- **Material to process**
---

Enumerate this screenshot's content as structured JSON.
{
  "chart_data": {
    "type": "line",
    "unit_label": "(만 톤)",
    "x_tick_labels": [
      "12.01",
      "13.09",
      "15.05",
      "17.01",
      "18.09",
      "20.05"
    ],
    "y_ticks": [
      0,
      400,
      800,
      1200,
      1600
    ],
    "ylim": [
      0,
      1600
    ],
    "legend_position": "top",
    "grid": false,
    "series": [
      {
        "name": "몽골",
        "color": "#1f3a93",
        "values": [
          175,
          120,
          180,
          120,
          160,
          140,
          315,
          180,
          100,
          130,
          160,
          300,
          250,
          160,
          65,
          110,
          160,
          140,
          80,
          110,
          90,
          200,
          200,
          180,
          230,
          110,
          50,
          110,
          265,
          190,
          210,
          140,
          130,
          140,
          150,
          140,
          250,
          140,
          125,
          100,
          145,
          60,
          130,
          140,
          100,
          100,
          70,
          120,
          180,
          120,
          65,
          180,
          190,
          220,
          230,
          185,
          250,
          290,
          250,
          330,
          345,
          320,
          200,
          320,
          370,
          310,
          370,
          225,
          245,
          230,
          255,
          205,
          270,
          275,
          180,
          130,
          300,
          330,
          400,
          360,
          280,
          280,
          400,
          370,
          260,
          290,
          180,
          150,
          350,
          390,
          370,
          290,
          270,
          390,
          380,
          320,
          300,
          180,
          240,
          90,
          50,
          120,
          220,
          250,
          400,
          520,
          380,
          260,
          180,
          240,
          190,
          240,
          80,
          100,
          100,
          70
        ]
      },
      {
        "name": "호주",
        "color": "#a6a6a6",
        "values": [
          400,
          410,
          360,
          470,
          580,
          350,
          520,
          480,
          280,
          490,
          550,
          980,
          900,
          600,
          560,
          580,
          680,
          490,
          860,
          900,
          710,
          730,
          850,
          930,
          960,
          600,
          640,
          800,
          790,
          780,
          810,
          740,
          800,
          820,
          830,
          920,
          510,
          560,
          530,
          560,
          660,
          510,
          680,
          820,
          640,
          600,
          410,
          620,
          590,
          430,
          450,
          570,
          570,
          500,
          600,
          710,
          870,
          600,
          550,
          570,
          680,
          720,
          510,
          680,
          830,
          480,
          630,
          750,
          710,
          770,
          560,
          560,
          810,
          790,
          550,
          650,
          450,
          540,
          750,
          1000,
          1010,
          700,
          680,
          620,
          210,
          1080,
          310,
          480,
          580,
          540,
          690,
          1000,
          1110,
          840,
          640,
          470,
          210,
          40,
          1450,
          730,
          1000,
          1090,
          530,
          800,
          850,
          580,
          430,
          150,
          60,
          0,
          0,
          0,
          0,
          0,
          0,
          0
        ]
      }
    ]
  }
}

---

- **Directive**
Reproduce the entries above exactly.

- **Exercise answer**
Enumerate this screenshot's content as structured JSON.
{
  "chart_data": {
    "type": "line",
    "unit_label": "(만 톤)",
    "x_tick_labels": [
      "12.01",
      "13.09",
      "15.05",
      "17.01",
      "18.09",
      "20.05"
    ],
    "y_ticks": [
      0,
      400,
      800,
      1200,
      1600
    ],
    "ylim": [
      0,
      1600
    ],
    "legend_position": "top",
    "grid": false,
    "series": [
      {
        "name": "몽골",
        "color": "#1f3a93",
        "values": [
          175,
          120,
          180,
          120,
          160,
          140,
          315,
          180,
          100,
          130,
          160,
          300,
          250,
          160,
          65,
          110,
          160,
          140,
          80,
          110,
          90,
          200,
          200,
          180,
          230,
          110,
          50,
          110,
          265,
          190,
          210,
          140,
          130,
          140,
          150,
          140,
          250,
          140,
          125,
          100,
          145,
          60,
          130,
          140,
          100,
          100,
          70,
          120,
          180,
          120,
          65,
          180,
          190,
          220,
          230,
          185,
          250,
          290,
          250,
          330,
          345,
          320,
          200,
          320,
          370,
          310,
          370,
          225,
          245,
          230,
          255,
          205,
          270,
          275,
          180,
          130,
          300,
          330,
          400,
          360,
          280,
          280,
          400,
          370,
          260,
          290,
          180,
          150,
          350,
          390,
          370,
          290,
          270,
          390,
          380,
          320,
          300,
          180,
          240,
          90,
          50,
          120,
          220,
          250,
          400,
          520,
          380,
          260,
          180,
          240,
          190,
          240,
          80,
          100,
          100,
          70
        ]
      },
      {
        "name": "호주",
        "color": "#a6a6a6",
        "values": [
          400,
          410,
          360,
          470,
          580,
          350,
          520,
          480,
          280,
          490,
          550,
          980,
          900,
          600,
          560,
          580,
          680,
          490,
          860,
          900,
          710,
          730,
          850,
          930,
          960,
          600,
          640,
          800,
          790,
          780,
          810,
          740,
          800,
          820,
          830,
          920,
          510,
          560,
          530,
          560,
          660,
          510,
          680,
          820,
          640,
          600,
          410,
          620,
          590,
          430,
          450,
          570,
          570,
          500,
          600,
          710,
          870,
          600,
          550,
          570,
          680,
          720,
          510,
          680,
          830,
          480,
          630,
          750,
          710,
          770,
          560,
          560,
          810,
          790,
          550,
          650,
          450,
          540,
          750,
          1000,
          1010,
          700,
          680,
          620,
          210,
          1080,
          310,
          480,
          580,
          540,
          690,
          1000,
          1110,
          840,
          640,
          470,
          210,
          40,
          1450,
          730,
          1000,
          1090,
          530,
          800,
          850,
          580,
          430,
          150,
          60,
          0,
          0,
          0,
          0,
          0,
          0,
          0
        ]
      }
    ]
  }
}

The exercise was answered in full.